### Short exercise
From the entries below, gather each line containing the word "skills".

--- Start Information provided ---

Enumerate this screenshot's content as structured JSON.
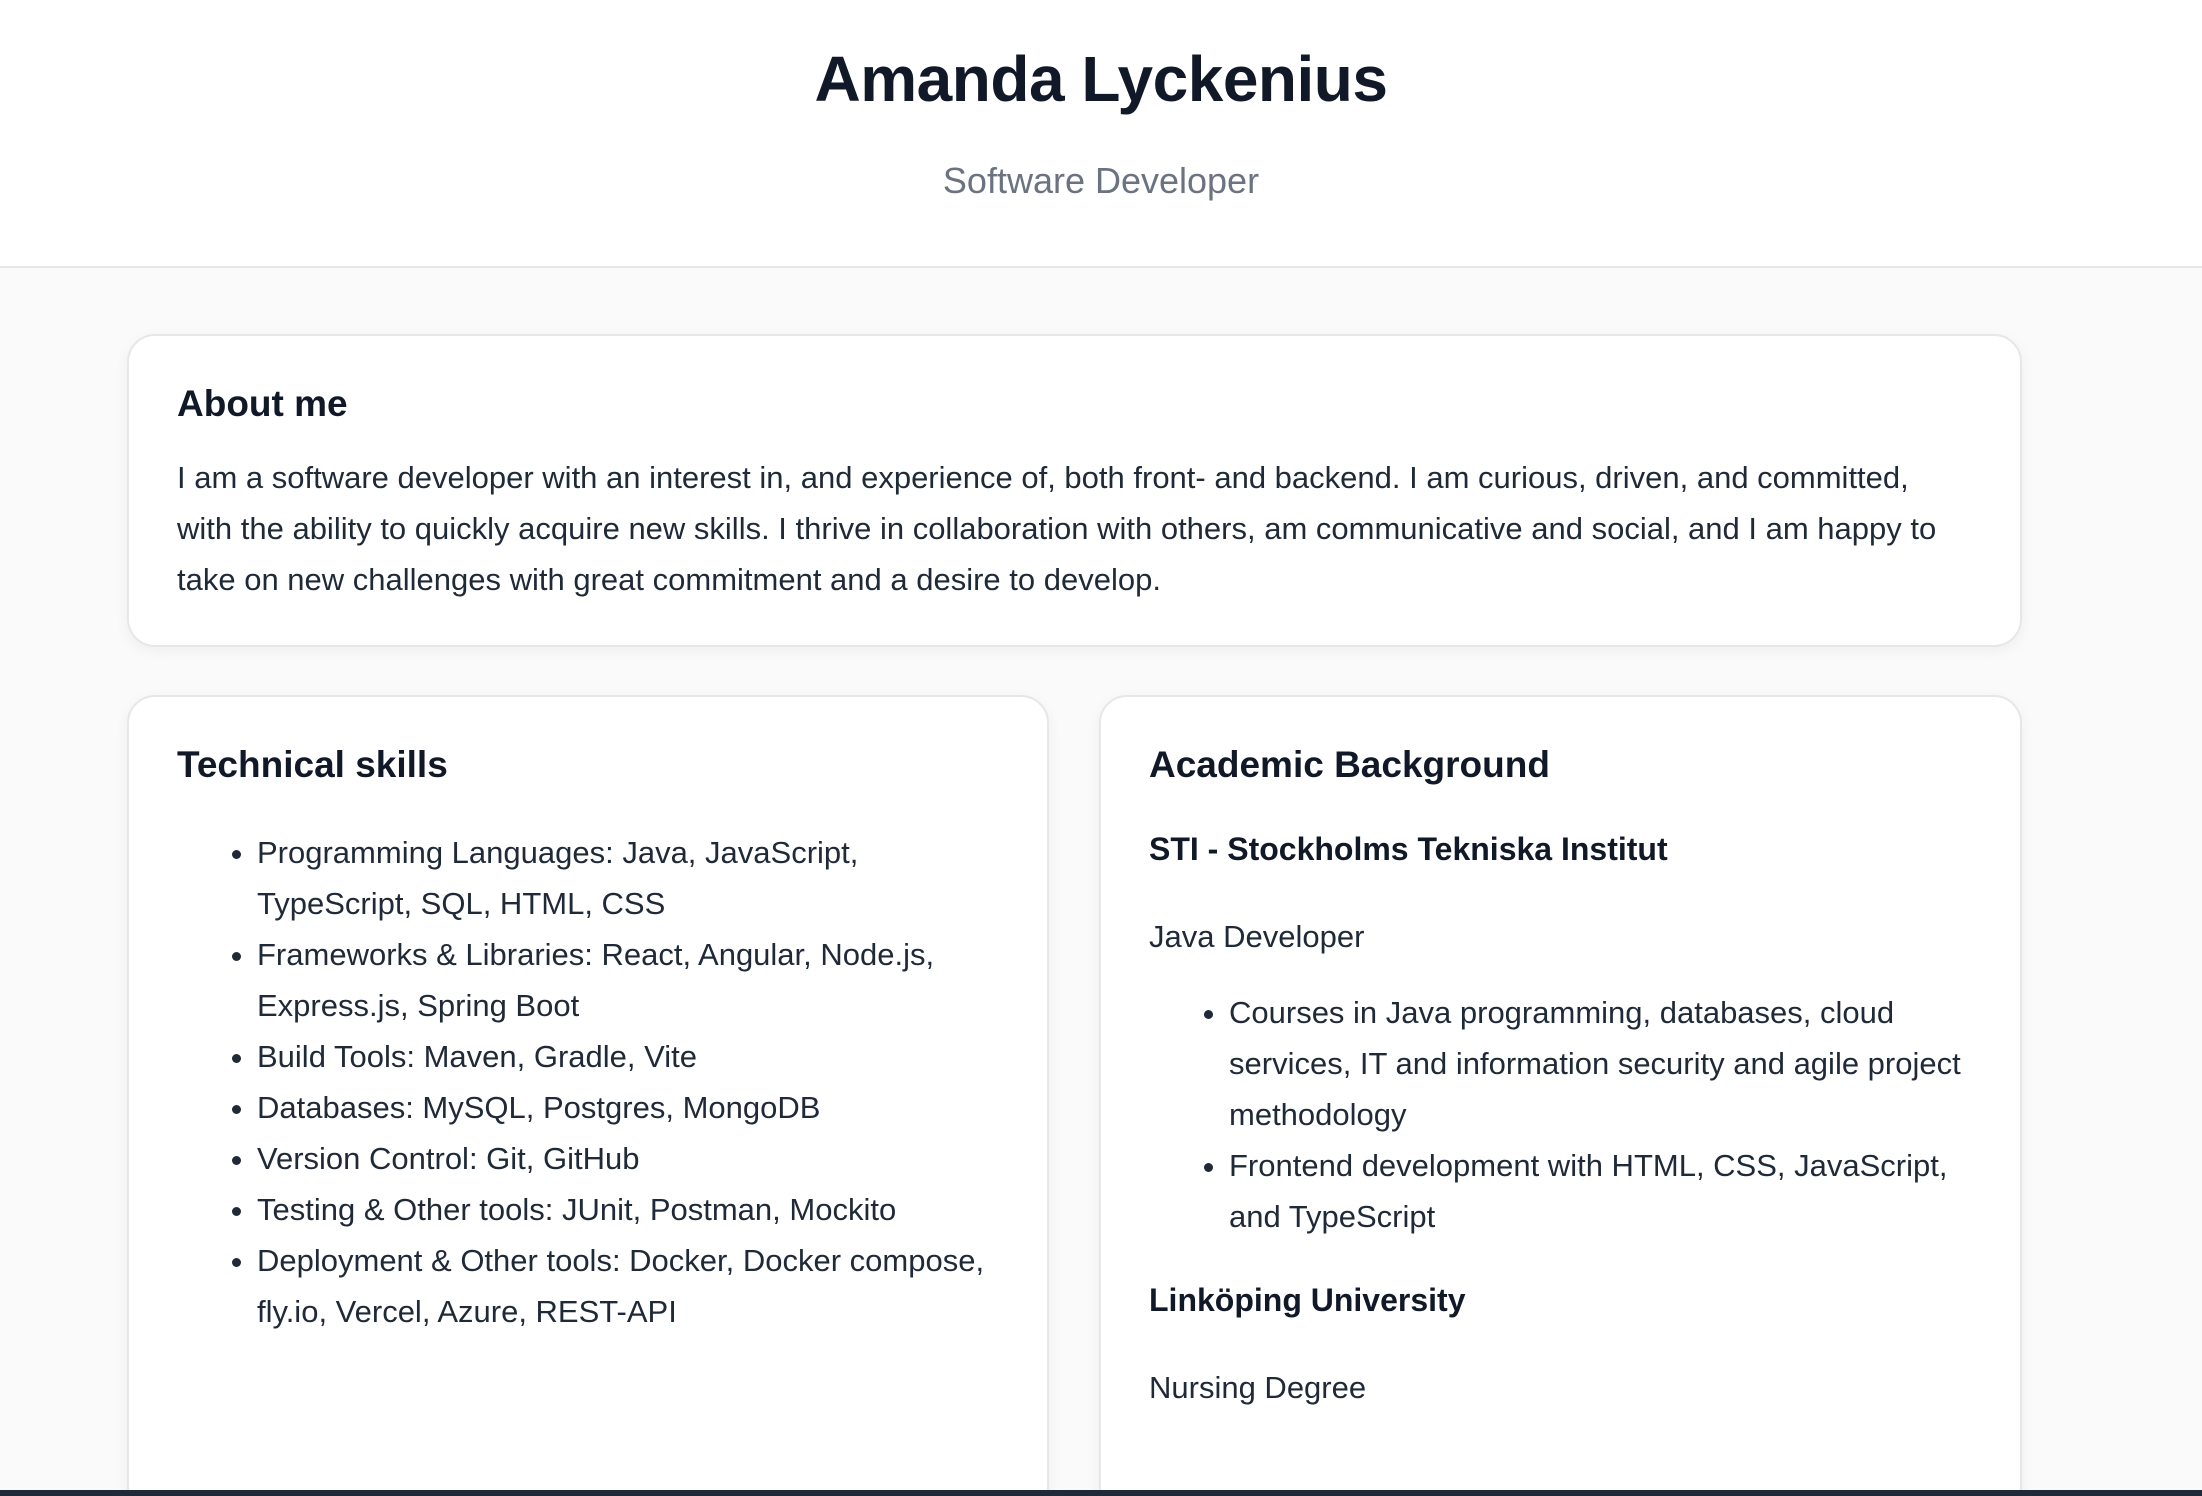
{
  "header": {
    "name": "Amanda Lyckenius",
    "title": "Software Developer"
  },
  "about": {
    "heading": "About me",
    "text": "I am a software developer with an interest in, and experience of, both front- and backend. I am curious, driven, and committed, with the ability to quickly acquire new skills. I thrive in collaboration with others, am communicative and social, and I am happy to take on new challenges with great commitment and a desire to develop."
  },
  "skills": {
    "heading": "Technical skills",
    "items": [
      "Programming Languages: Java, JavaScript, TypeScript, SQL, HTML, CSS",
      "Frameworks & Libraries: React, Angular, Node.js, Express.js, Spring Boot",
      "Build Tools: Maven, Gradle, Vite",
      "Databases: MySQL, Postgres, MongoDB",
      "Version Control: Git, GitHub",
      "Testing & Other tools: JUnit, Postman, Mockito",
      "Deployment & Other tools: Docker, Docker compose, fly.io, Vercel, Azure, REST-API"
    ]
  },
  "academic": {
    "heading": "Academic Background",
    "schools": [
      {
        "name": "STI - Stockholms Tekniska Institut",
        "program": "Java Developer",
        "courses": [
          "Courses in Java programming, databases, cloud services, IT and information security and agile project methodology",
          "Frontend development with HTML, CSS, JavaScript, and TypeScript"
        ]
      },
      {
        "name": "Linköping University",
        "program": "Nursing Degree"
      }
    ]
  }
}
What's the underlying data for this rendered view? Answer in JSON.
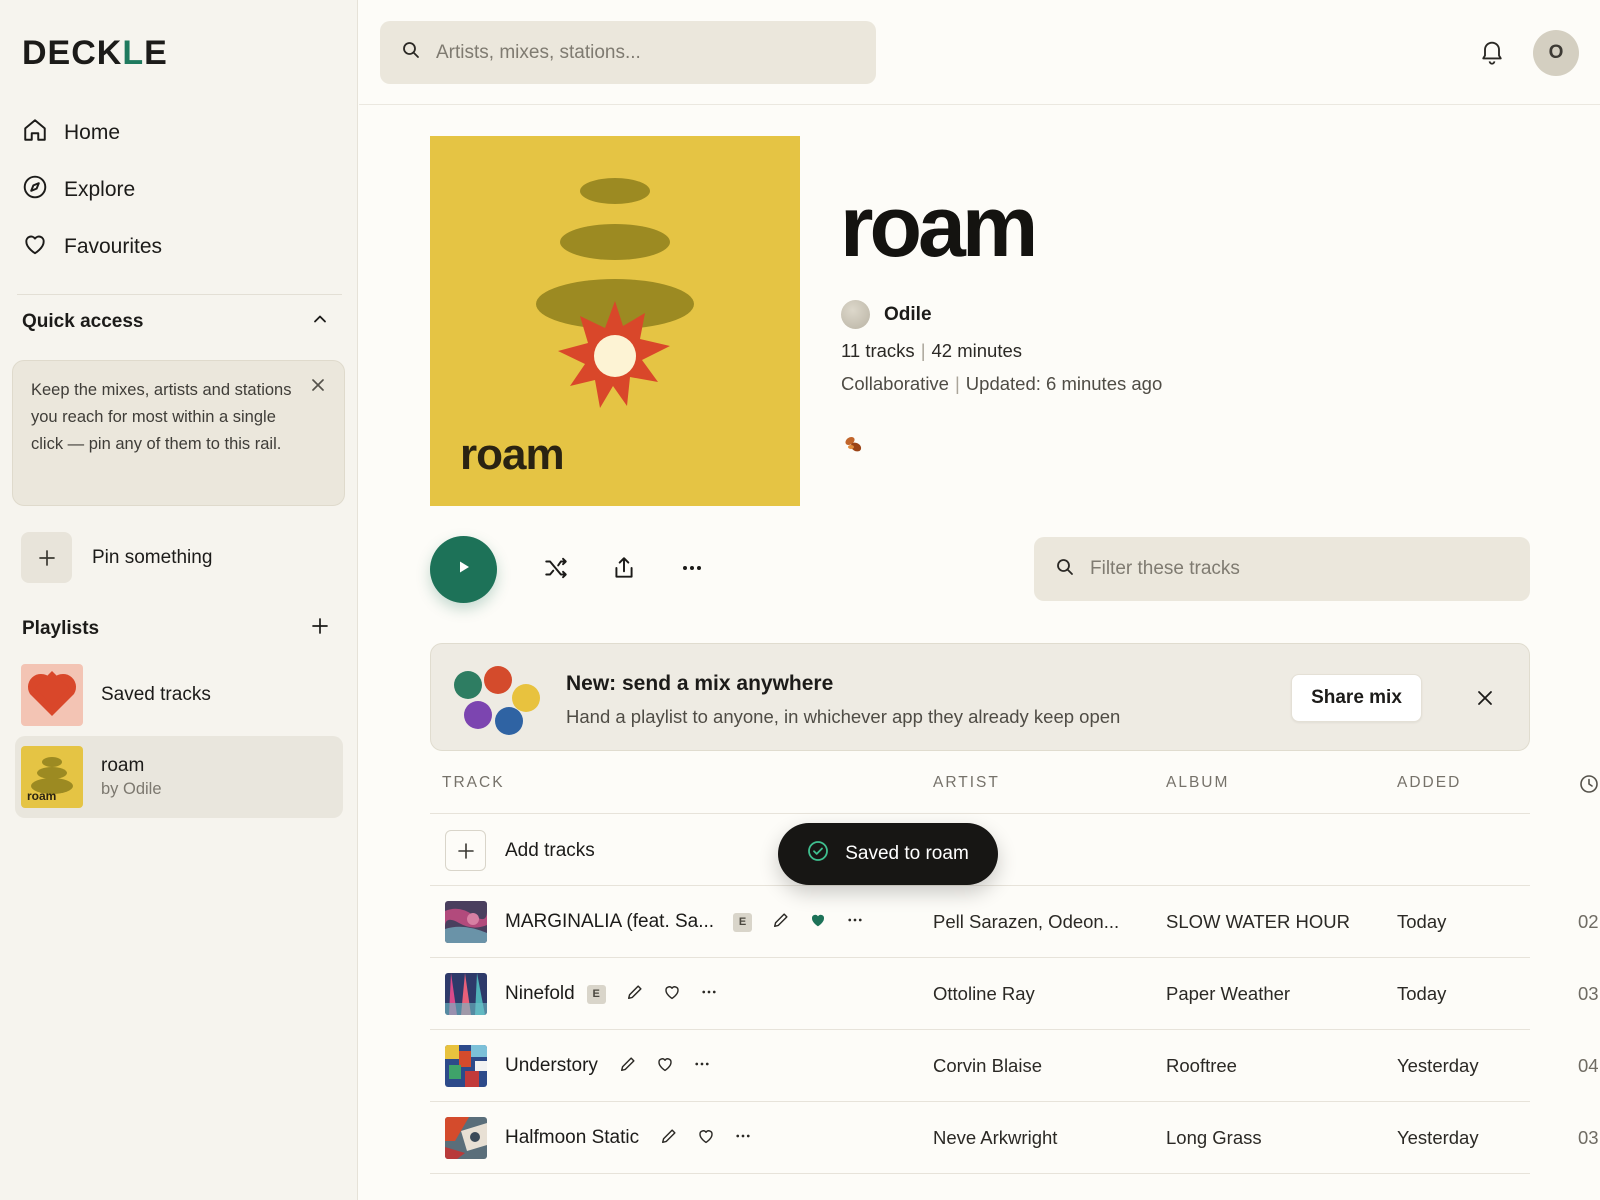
{
  "app": {
    "logo_pre": "DECK",
    "logo_accent": "L",
    "logo_post": "E"
  },
  "sidebar": {
    "nav": [
      {
        "label": "Home",
        "icon": "home-icon"
      },
      {
        "label": "Explore",
        "icon": "compass-icon"
      },
      {
        "label": "Favourites",
        "icon": "heart-icon"
      }
    ],
    "quick_access": {
      "title": "Quick access",
      "tip": "Keep the mixes, artists and stations you reach for most within a single click — pin any of them to this rail.",
      "pin_label": "Pin something"
    },
    "playlists": {
      "title": "Playlists",
      "items": [
        {
          "title": "Saved tracks",
          "subtitle": ""
        },
        {
          "title": "roam",
          "subtitle": "by Odile",
          "thumb_text": "roam"
        }
      ]
    }
  },
  "topbar": {
    "search_placeholder": "Artists, mixes, stations...",
    "avatar_initial": "O"
  },
  "playlist": {
    "cover_text": "roam",
    "title": "roam",
    "owner": "Odile",
    "tracks_count": "11 tracks",
    "duration": "42 minutes",
    "type": "Collaborative",
    "updated": "Updated: 6 minutes ago"
  },
  "controls": {
    "filter_placeholder": "Filter these tracks"
  },
  "banner": {
    "title": "New: send a mix anywhere",
    "subtitle": "Hand a playlist to anyone, in whichever app they already keep open",
    "button": "Share mix"
  },
  "table": {
    "headers": {
      "track": "TRACK",
      "artist": "ARTIST",
      "album": "ALBUM",
      "added": "ADDED"
    },
    "add_tracks": "Add tracks",
    "rows": [
      {
        "title": "MARGINALIA (feat. Sa...",
        "explicit": "E",
        "artist": "Pell Sarazen, Odeon...",
        "album": "SLOW WATER HOUR",
        "added": "Today",
        "duration": "02",
        "liked": true
      },
      {
        "title": "Ninefold",
        "explicit": "E",
        "artist": "Ottoline Ray",
        "album": "Paper Weather",
        "added": "Today",
        "duration": "03",
        "liked": false
      },
      {
        "title": "Understory",
        "explicit": "",
        "artist": "Corvin Blaise",
        "album": "Rooftree",
        "added": "Yesterday",
        "duration": "04",
        "liked": false
      },
      {
        "title": "Halfmoon Static",
        "explicit": "",
        "artist": "Neve Arkwright",
        "album": "Long Grass",
        "added": "Yesterday",
        "duration": "03",
        "liked": false
      }
    ]
  },
  "toast": {
    "message": "Saved to roam"
  },
  "colors": {
    "accent": "#1d7258",
    "cover": "#e5c444",
    "background": "#fdfcf8",
    "sidebar": "#f6f4ee"
  }
}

--- End Information provided ---

### Answer to this exercise
    "text": "I am a software developer with an interest in, and experience of, both front- and backend. I am curious, driven, and committed, with the ability to quickly acquire new skills. I thrive in collaboration with others, am communicative and social, and I am happy to take on new challenges with great commitment and a desire to develop."
  "skills": {
    "heading": "Technical skills",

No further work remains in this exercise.